• **Extracted text**
=======

The only good thing that comes out of IE is the fact that we have to charge our clients double to develop their websites.  It's also useful as experience in spotting the myriad bugs in IE requires a lot of experience which keeps our skills at a premium.

But this is unprofessional to say the least.  You should be ashamed of yourselves.

# re: Internet Explorer 8

Friday, December 07, 2007 5:29 AM by A Note For Microsoft

If they still can't make IE standards-compliant, then they should make it open source now.

# Very Funny

Friday, December 07, 2007 5:35 AM by LOL

They don't a bit feel embarrassed while taking about IE? Go on guys, the more version you'll release, the more you will loose grip over internet.

# re: Internet Explorer 8

Friday, December 07, 2007 5:48 AM by Simon Jia

Although this doesn't give us any deeper details, but absolutely good to know that IE8 is planned and under development.

# re: Internet Explorer 8

Friday, December 07, 2007 6:06 AM by marcel

Haha good joke! just like your standards support track record! Keep'em going IE Team.

# re: Internet Explorer 8

Friday, December 07, 2007 6:41 AM by Mike

Maybe IE8 will be the version where you stop trying to switch the accept-language of English versions to English(US) from the current UK / Canada / Australia / Ireland etc version when the runonce dialog appears...

# re: Internet Explorer 8

Friday, December 07, 2007 6:42 AM by Zolookas

Microsoft, you have fixed some things for IE7, but until you will start listening developers and try to build standards compilant browser you won't have any support from developers and continue to loose market share to other browsers.

# re: Internet Explorer 8

Friday, December 07, 2007 7:08 AM by Marco A

I believe the costs of implementing full web-standards support on Trident would be greater than implementing a completely new Layout Engine:

The whole thing is already a HUGE workaround, and you guys need to worry about everything the browser will break at the operating system and application level (Since a lot of programs use the IE ActiveX control).

=======

• **To be done**
1. Answer these questions from the Internet Explorer 8 comments:
(a) What does the commenter signed "A Note For Microsoft" say should happen if IE still can't be made standards-compliant?
(b) On what day and at what time did Simon Jia post?
(c) According to Marco A, what do a lot of programs use?
2. Reproduce the passage of the Internet Explorer 8 comments starting at "Maybe IE8 will" and ending at "to other browsers.".
Draw only on the Internet Explorer 8 comments for this.

• **Dataset content**
=======

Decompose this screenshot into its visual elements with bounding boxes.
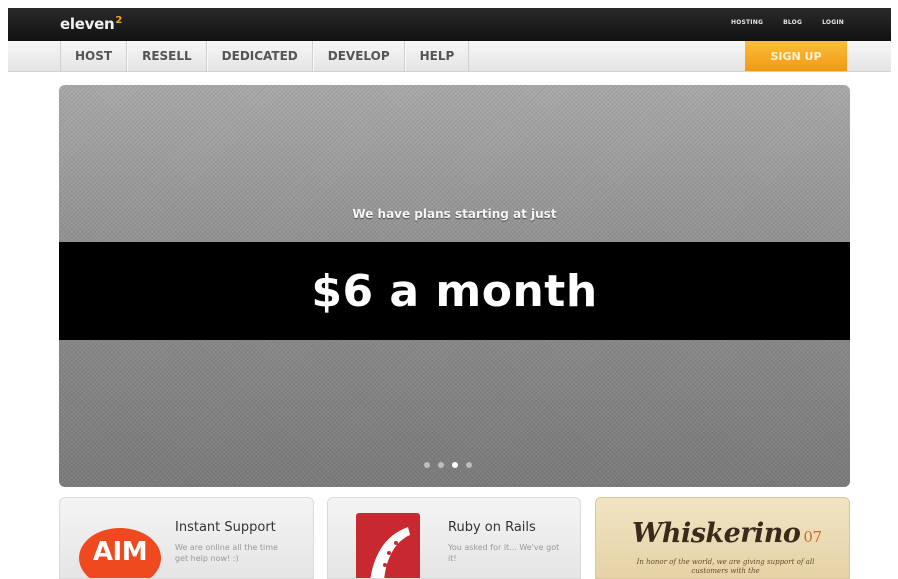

=======

• **In response**
1.
(a) It should be made open source now.
(b) Friday, December 07, 2007, at 5:48 AM.
(c) The IE ActiveX control.

2.
Maybe IE8 will be the version where you stop trying to switch the accept-language of English versions to English(US) from the current UK / Canada / Australia / Ireland etc version when the runonce dialog appears...

# re: Internet Explorer 8

Friday, December 07, 2007 6:42 AM by Zolookas

Microsoft, you have fixed some things for IE7, but until you will start listening developers and try to build standards compilant browser you won't have any support from developers and continue to loose market share to other browsers.